# [DIRECTIVE]
Select from the records below every line that has the word "предки" in it.

— Begin —

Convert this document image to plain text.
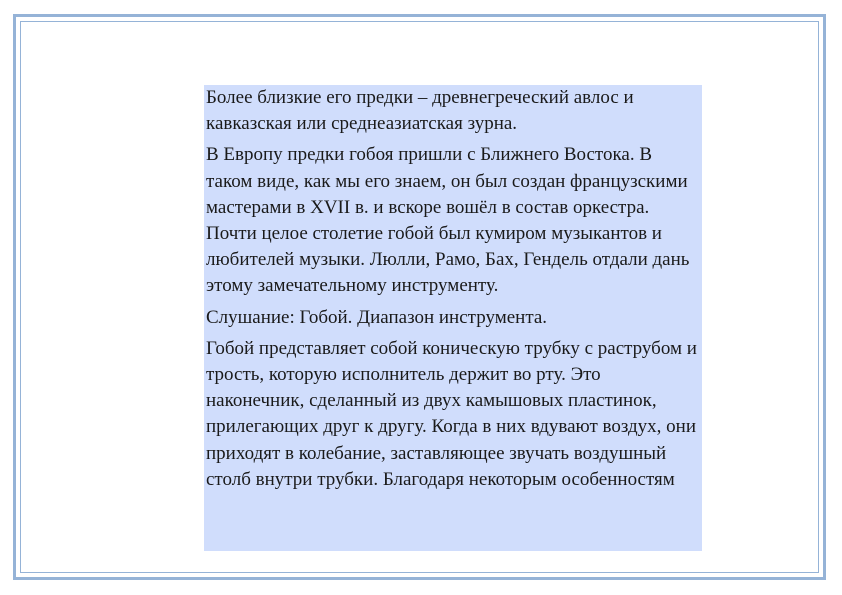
Более близкие его предки – древнегреческий авлос и кавказская или среднеазиатская зурна.

В Европу предки гобоя пришли с Ближнего Востока. В таком виде, как мы его знаем, он был создан французскими мастерами в XVII в. и вскоре вошёл в состав оркестра. Почти целое столетие гобой был кумиром музыкантов и любителей музыки. Люлли, Рамо, Бах, Гендель отдали дань этому замечательному инструменту.

Слушание: Гобой. Диапазон инструмента.

Гобой представляет собой коническую трубку с раструбом и трость, которую исполнитель держит во рту. Это наконечник, сделанный из двух камышовых пластинок, прилегающих друг к другу. Когда в них вдувают воздух, они приходят в колебание, заставляющее звучать воздушный столб внутри трубки. Благодаря некоторым особенностям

— End —

# [THE OUTPUT]
Более близкие его предки – древнегреческий авлос и кавказская или среднеазиатская зурна.
В Европу предки гобоя пришли с Ближнего Востока. В таком виде, как мы его знаем, он был создан французскими мастерами в XVII в. и вскоре вошёл в состав оркестра. Почти целое столетие гобой был кумиром музыкантов и любителей музыки. Люлли, Рамо, Бах, Гендель отдали дань этому замечательному инструменту.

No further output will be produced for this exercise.